>> START TEXT SHOWN
Analysis of energy system of a commercial building in Downtown Vancouver and Developing technical solutions for Energy Conservations.

By Suman on December 12, 2021

Suman Mandal | MEL Candidate | Dec 17, 2021.

Mentors: Emma Bowman and David Garcia, Modern Niagara;

Abstract

This project aims on studying the energy-consumption profile of a four-story commercial building in downtown Vancouver and evaluates three energy-saving alternatives to identify the best sustainable and economically viable option(s).

The facility’s last year utility bills were analyzed to check the proportionate use of each different energy source and to estimate the total amount spent on energy. These parameters were then used for benchmarking with similar buildings to determine the scope for improvements. Next, an energy audit was performed to understand the current energy usage pattern and to identify alternatives to reduce the energy costs of the existing systems. These observations were then compared with the results of three viable energy-saving alternatives from the point of view of energy, cost savings and payback periods.

It was found that replacing the existing RTUs with high-efficiency heat pumps would result in a saving of 92% more energy compared to the present system. Whereas, replacing the same with new higher efficiency RTUs would yield 8% yearly savings only. Additionally, installing occupancy sensors would lead to an overall 15% reduction in electricity consumption for lighting.

Introduction

Buildings, ranging from residential high rises to commercials, are responsible for about 30% of the world’s energy use and 28% of global greenhouse gas emissions#. This extensive use of energy in the building sector creates opportunities for implementing several energy conservation measures. It is estimated that the energy consumption in new and old buildings could be reduced by 30% to 80% through the efficient use of existing technologies. One of the most important direct benefits that can be obtained from the retrofitting of a building is a reduction in energy costs and operating costs of electro-mechanical equipment. A detailed cost-benefit analysis can be obtained with the help of economic indicators such as Simple payback period, Net present value (NPV), Internal rate of return (IRR) etc. to establish the economic feasibility of the retrofitting project.

Methodology

In this study, the energy system of the building was analyzed in four different steps.

Step 1: Analyzing utility data of the building and Benchmarking

In this step, utility bills of the facility were collected to identify energy use patterns and the effect of weather conditions on energy use at the building. Next, benchmarking indices were calculated to compare with typical benchmarking data of similar kinds of buildings to find out the scope for improvements.

Step 2: Performing an energy audit of the facility

An energy audit was performed to identify energy conservation measures and to understand the existing operating conditions, operating hours and present O&M practices of major energy-consuming equipment.
>> END TEXT SHOWN
**PROBLEM 1:** Copy the passage of the Vancouver building energy article above from "An energy audit was performed to identify" to "major energy-consuming equipment." verbatim.
>> START GIVEN RECORDS
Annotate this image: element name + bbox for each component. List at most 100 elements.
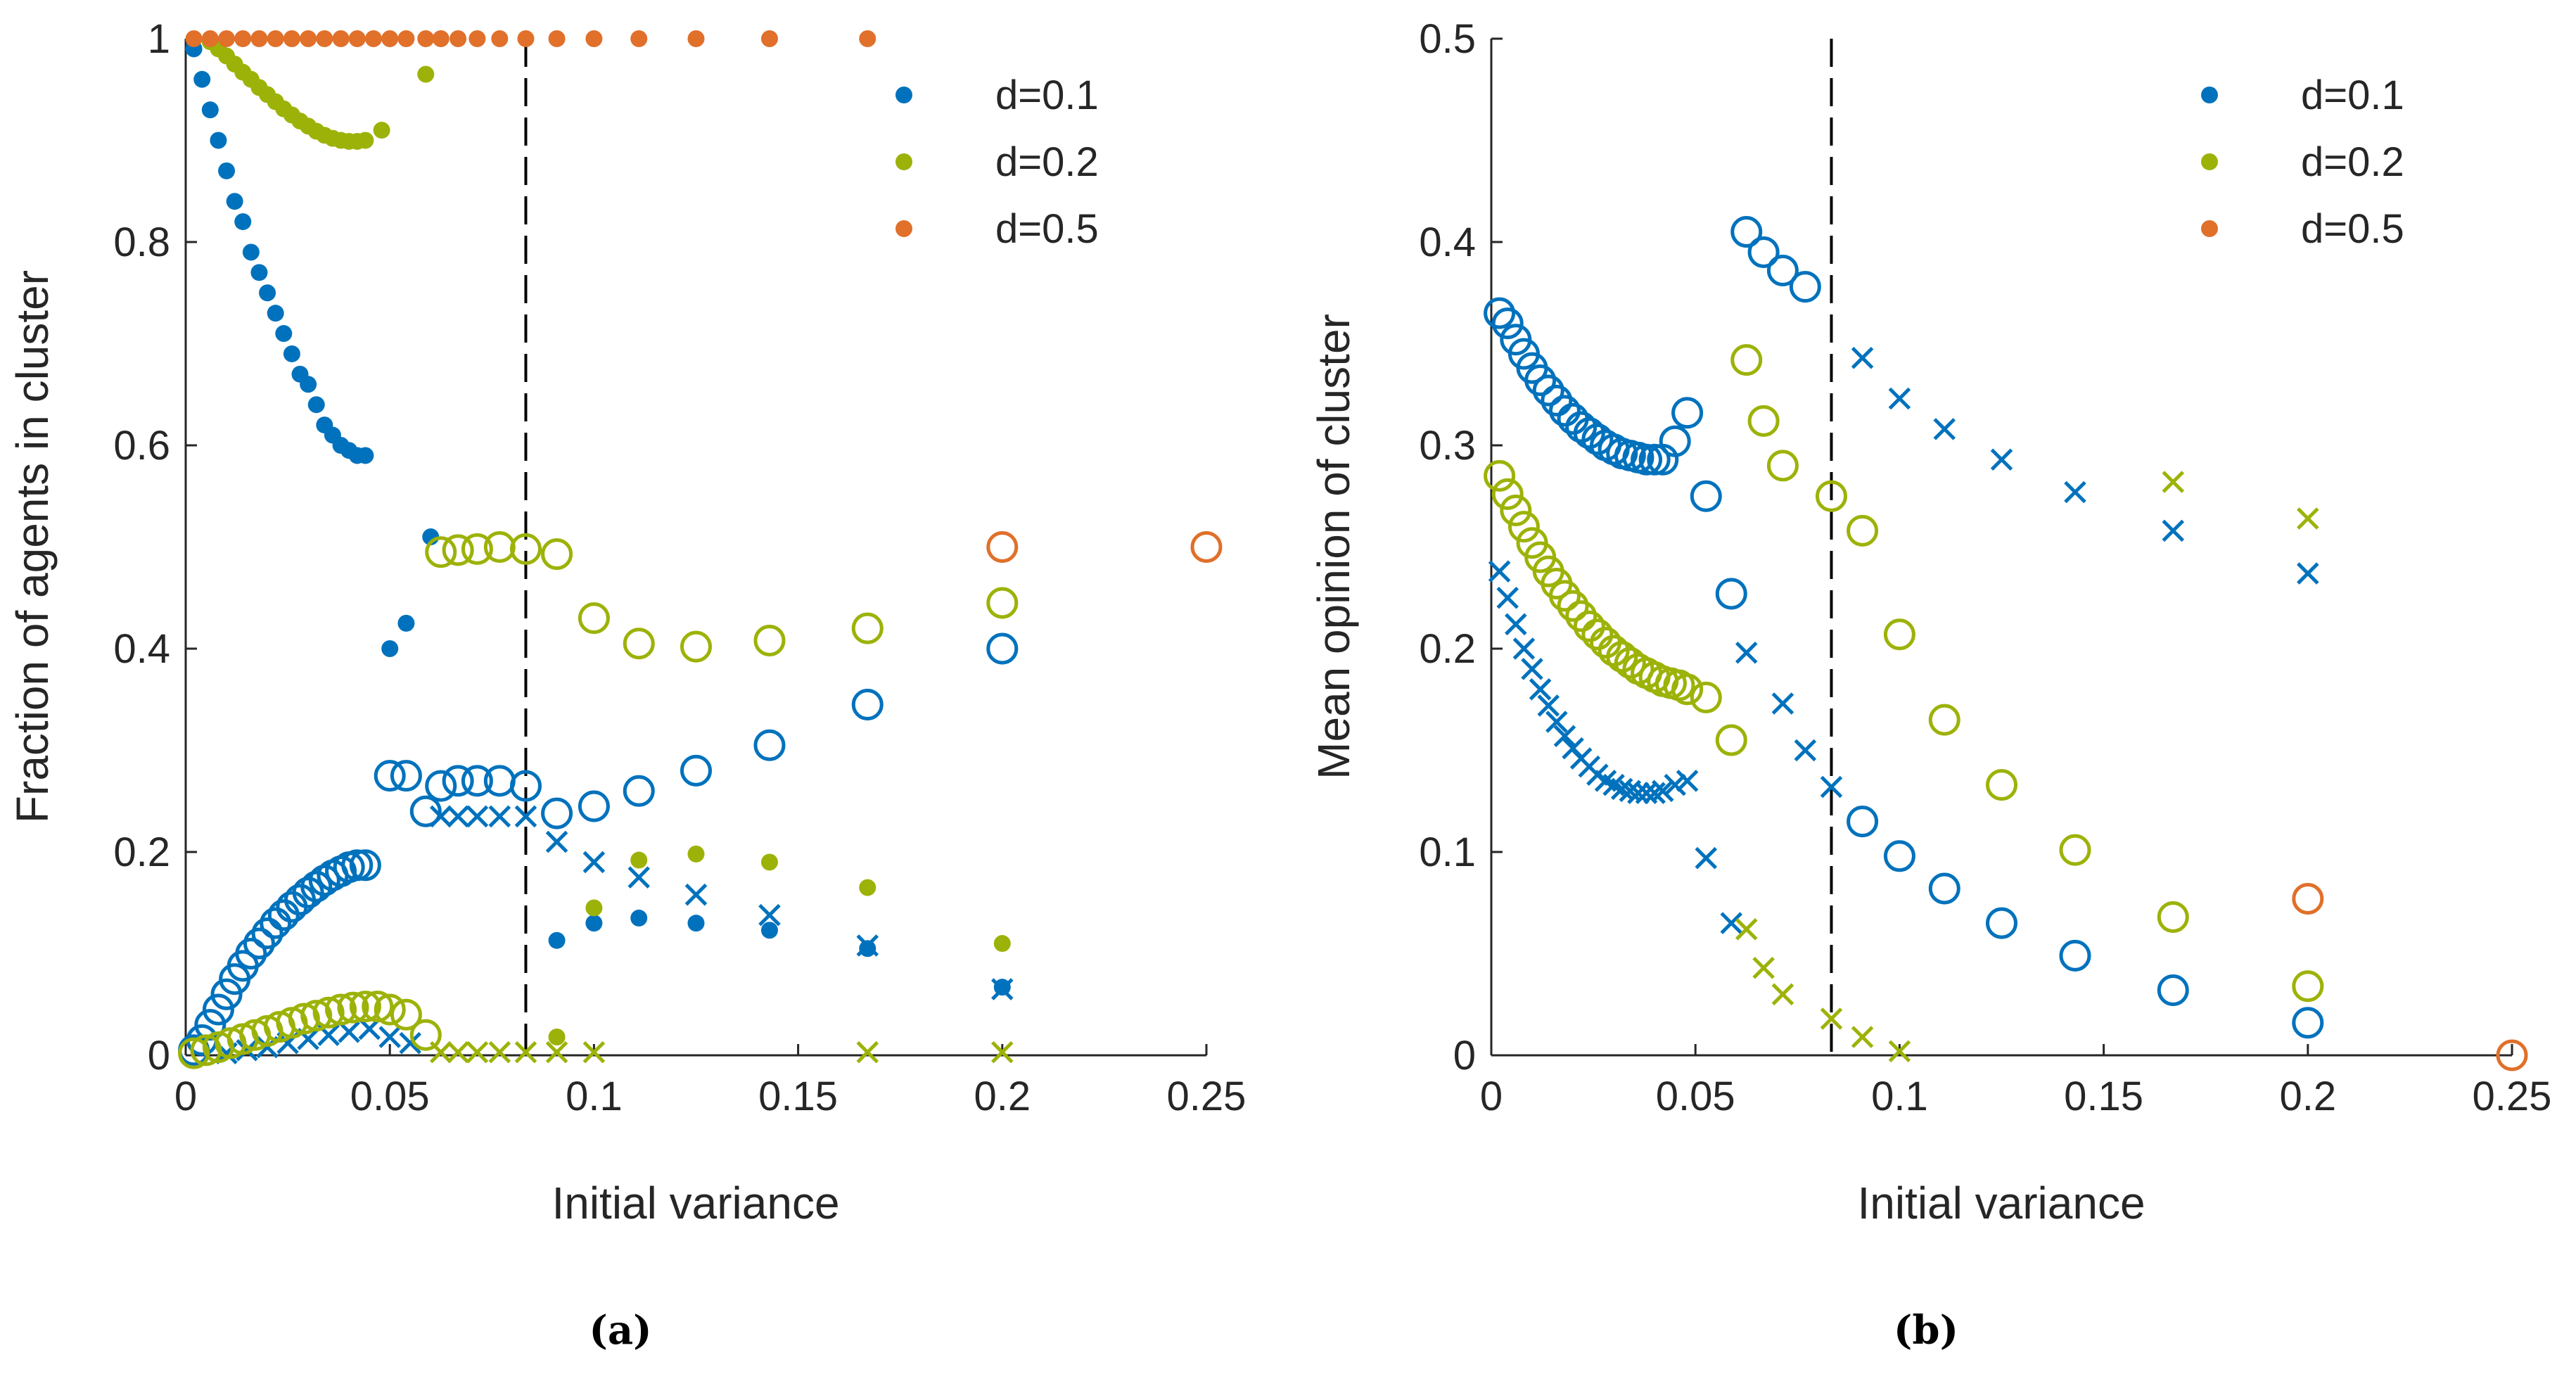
data-point-dot (397, 30, 415, 47)
data-point-circle (509, 770, 542, 802)
data-point-dot (250, 264, 268, 281)
data-point-x (1496, 586, 1519, 609)
data-point-circle (483, 531, 516, 563)
series-d-0.2-x (429, 1041, 1014, 1064)
data-point-x (466, 1041, 489, 1064)
data-point-dot (234, 213, 252, 231)
y-tick-label: 0 (148, 1033, 170, 1079)
data-point-x (338, 1021, 360, 1043)
ylabel-a: Fraction of agents in cluster (7, 270, 58, 823)
legend: d=0.1 d=0.2 d=0.5 (895, 72, 1099, 252)
series-d-0.2-x (1735, 471, 2319, 1062)
x-tick-label: 0.05 (350, 1074, 430, 1119)
data-point-circle (1581, 423, 1614, 455)
data-point-dot (234, 30, 252, 47)
data-point-circle (1847, 806, 1879, 838)
data-point-circle (325, 993, 357, 1026)
data-point-circle (2157, 901, 2189, 933)
data-point-x (2297, 507, 2319, 530)
data-point-circle (1631, 443, 1663, 476)
y-tick-label: 0.5 (1419, 16, 1476, 62)
data-point-x (1771, 983, 1794, 1006)
data-point-dot (630, 851, 648, 869)
data-point-circle (541, 797, 573, 829)
data-point-x (758, 903, 781, 927)
data-point-x (488, 1041, 511, 1064)
data-point-dot (226, 193, 243, 210)
data-point-circle (509, 533, 542, 565)
data-point-circle (251, 917, 283, 950)
x-tick-label: 0.15 (758, 1074, 838, 1119)
legend-label: d=0.5 (2301, 206, 2404, 252)
data-point-circle (1557, 590, 1589, 622)
data-point-circle (1883, 840, 1915, 872)
data-point-circle (1928, 704, 1960, 736)
ylabel-b: Mean opinion of cluster (1308, 314, 1359, 780)
data-point-circle (300, 870, 333, 903)
data-point-circle (1715, 578, 1747, 610)
series-d-0.2-circle (178, 531, 1019, 1069)
data-point-x (582, 851, 606, 874)
data-point-circle (1638, 443, 1671, 476)
data-point-dot (417, 30, 435, 47)
data-point-circle (1730, 344, 1763, 376)
data-point-circle (680, 754, 712, 787)
data-point-circle (2292, 1007, 2324, 1039)
plot-area-b (1491, 39, 2512, 1055)
data-point-circle (1766, 450, 1799, 482)
data-point-x (545, 830, 568, 853)
data-point-dot (201, 101, 219, 119)
data-point-circle (288, 1003, 320, 1035)
data-point-x (1545, 711, 1568, 733)
data-point-dot (348, 30, 366, 47)
data-point-x (1695, 846, 1718, 870)
data-point-x (1851, 1026, 1874, 1048)
data-point-dot (332, 30, 350, 47)
data-point-circle (753, 624, 786, 656)
data-point-circle (194, 1009, 227, 1041)
data-point-x (2162, 471, 2185, 493)
data-point-circle (1789, 271, 1821, 303)
data-point-x (991, 1041, 1014, 1064)
data-point-circle (312, 996, 345, 1029)
data-point-circle (1883, 618, 1915, 651)
data-point-x (1643, 782, 1666, 804)
data-point-dot (859, 879, 876, 896)
data-point-circle (1715, 724, 1747, 756)
xlabel-b: Initial variance (1857, 1178, 2145, 1228)
data-point-circle (1548, 395, 1581, 427)
data-point-circle (2059, 834, 2091, 866)
data-point-circle (1815, 480, 1847, 512)
data-point-circle (349, 991, 381, 1023)
data-point-x (582, 1041, 606, 1064)
data-point-dot (364, 30, 382, 47)
data-point-dot (548, 30, 566, 47)
data-point-circle (680, 630, 712, 663)
data-point-dot (267, 305, 284, 322)
series-d-0.1-dot (185, 40, 1011, 996)
data-point-circle (753, 729, 786, 761)
data-point-dot (283, 30, 300, 47)
data-point-x (514, 805, 537, 828)
data-point-circle (243, 927, 275, 960)
x-tick-label: 0.15 (2064, 1074, 2143, 1119)
data-point-circle (260, 907, 292, 939)
y-tick-label: 0.2 (1419, 626, 1476, 672)
data-point-x (1888, 387, 1911, 410)
data-point-dot (218, 162, 236, 179)
data-point-dot (630, 909, 648, 927)
y-tick-label: 0.8 (113, 220, 170, 265)
data-point-dot (468, 30, 486, 47)
x-tick-label: 0.2 (2279, 1074, 2336, 1119)
data-point-x (1990, 448, 2013, 471)
series-d-0.1-circle (178, 632, 1019, 1067)
y-tick-label: 0.3 (1419, 423, 1476, 469)
data-point-circle (202, 993, 234, 1026)
data-point-dot (300, 376, 317, 393)
data-point-x (1820, 1007, 1843, 1030)
panel-a: Fraction of agents in cluster Initial va… (7, 16, 1246, 1354)
legend: d=0.1 d=0.2 d=0.5 (2201, 72, 2404, 252)
data-point-circle (1541, 384, 1573, 416)
series-d-0.5-circle (2292, 882, 2528, 1071)
data-point-dot (397, 614, 415, 632)
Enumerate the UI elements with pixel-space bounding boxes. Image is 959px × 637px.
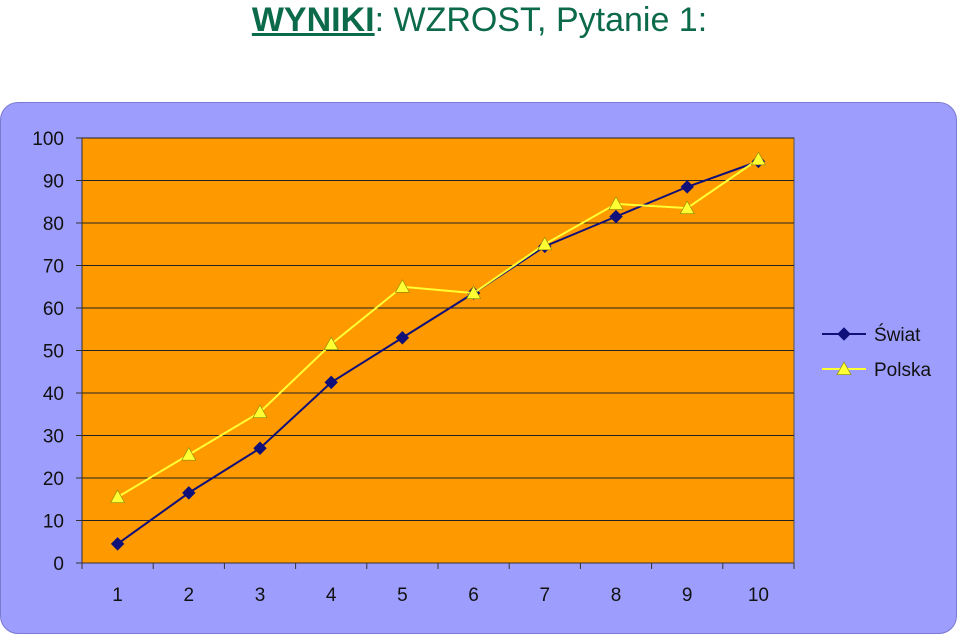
y-tick-label: 40	[43, 384, 64, 405]
x-axis-ticks: 1 2 3 4 5 6 7 8 9 10	[112, 585, 769, 606]
y-tick-label: 60	[43, 299, 64, 320]
gridlines	[82, 137, 794, 521]
series-polska	[110, 151, 766, 504]
title-rest: : WZROST, Pytanie 1:	[374, 1, 708, 39]
data-point-triangle	[323, 336, 339, 351]
y-tick-label: 0	[53, 554, 64, 575]
legend-label: Polska	[874, 360, 931, 381]
axes	[76, 137, 795, 569]
data-point-diamond	[837, 327, 851, 341]
data-point-triangle	[466, 285, 482, 300]
x-tick-label: 3	[255, 585, 266, 606]
series-line	[117, 160, 759, 545]
x-tick-label: 6	[468, 585, 479, 606]
data-point-triangle	[750, 151, 766, 166]
legend: Świat Polska	[822, 324, 931, 381]
y-tick-label: 50	[43, 342, 64, 363]
data-point-diamond	[680, 180, 694, 194]
data-point-diamond	[182, 486, 196, 500]
y-tick-label: 70	[43, 257, 64, 278]
legend-label: Świat	[874, 324, 921, 346]
data-point-diamond	[110, 537, 125, 551]
x-tick-label: 7	[540, 585, 551, 606]
x-tick-label: 5	[397, 585, 408, 606]
legend-item-swiat: Świat	[822, 324, 921, 346]
data-point-triangle	[110, 489, 126, 504]
series-line	[117, 158, 759, 498]
data-point-diamond	[253, 441, 267, 455]
y-tick-label: 30	[43, 427, 64, 448]
y-tick-label: 20	[43, 469, 64, 490]
data-point-triangle	[394, 279, 410, 293]
x-tick-label: 4	[326, 585, 337, 606]
x-tick-label: 10	[748, 585, 769, 606]
x-tick-label: 9	[682, 585, 693, 606]
y-tick-label: 10	[43, 512, 64, 533]
data-point-triangle	[836, 361, 852, 375]
x-tick-label: 1	[112, 585, 123, 606]
data-point-diamond	[609, 209, 623, 224]
x-tick-label: 2	[184, 585, 195, 606]
page-title: WYNIKI: WZROST, Pytanie 1:	[0, 0, 959, 40]
y-tick-label: 80	[43, 214, 64, 235]
data-point-triangle	[679, 200, 695, 215]
x-tick-label: 8	[611, 585, 622, 606]
y-axis-ticks: 0 10 20 30 40 50 60 70 80 90 100	[32, 129, 64, 575]
legend-item-polska: Polska	[822, 360, 931, 381]
data-point-diamond	[324, 375, 338, 390]
series-layer	[110, 151, 766, 551]
y-tick-label: 90	[43, 172, 64, 193]
data-point-diamond	[395, 331, 410, 345]
data-point-triangle	[537, 236, 553, 251]
data-point-triangle	[608, 196, 624, 210]
data-point-triangle	[252, 404, 268, 419]
data-point-triangle	[181, 447, 197, 461]
y-tick-label: 100	[32, 129, 64, 150]
title-emphasis: WYNIKI	[251, 1, 375, 39]
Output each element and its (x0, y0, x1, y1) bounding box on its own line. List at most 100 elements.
>> END GIVEN RECORDS
**PROBLEM 2:** Repeat the lines in the records from the line with "data-point-dot (397, 30, 415, 47)" to the line with "y-tick-label: 0 (148, 1033, 170, 1079)", both included, character for character.

**REPLY 1:**
An energy audit was performed to identify energy conservation measures and to understand the existing operating conditions, operating hours and present O&M practices of major energy-consuming equipment.

**REPLY 2:**
data-point-dot (397, 30, 415, 47)
data-point-circle (509, 770, 542, 802)
data-point-dot (250, 264, 268, 281)
data-point-x (1496, 586, 1519, 609)
data-point-circle (483, 531, 516, 563)
series-d-0.2-x (429, 1041, 1014, 1064)
data-point-x (466, 1041, 489, 1064)
data-point-dot (234, 213, 252, 231)
y-tick-label: 0 (148, 1033, 170, 1079)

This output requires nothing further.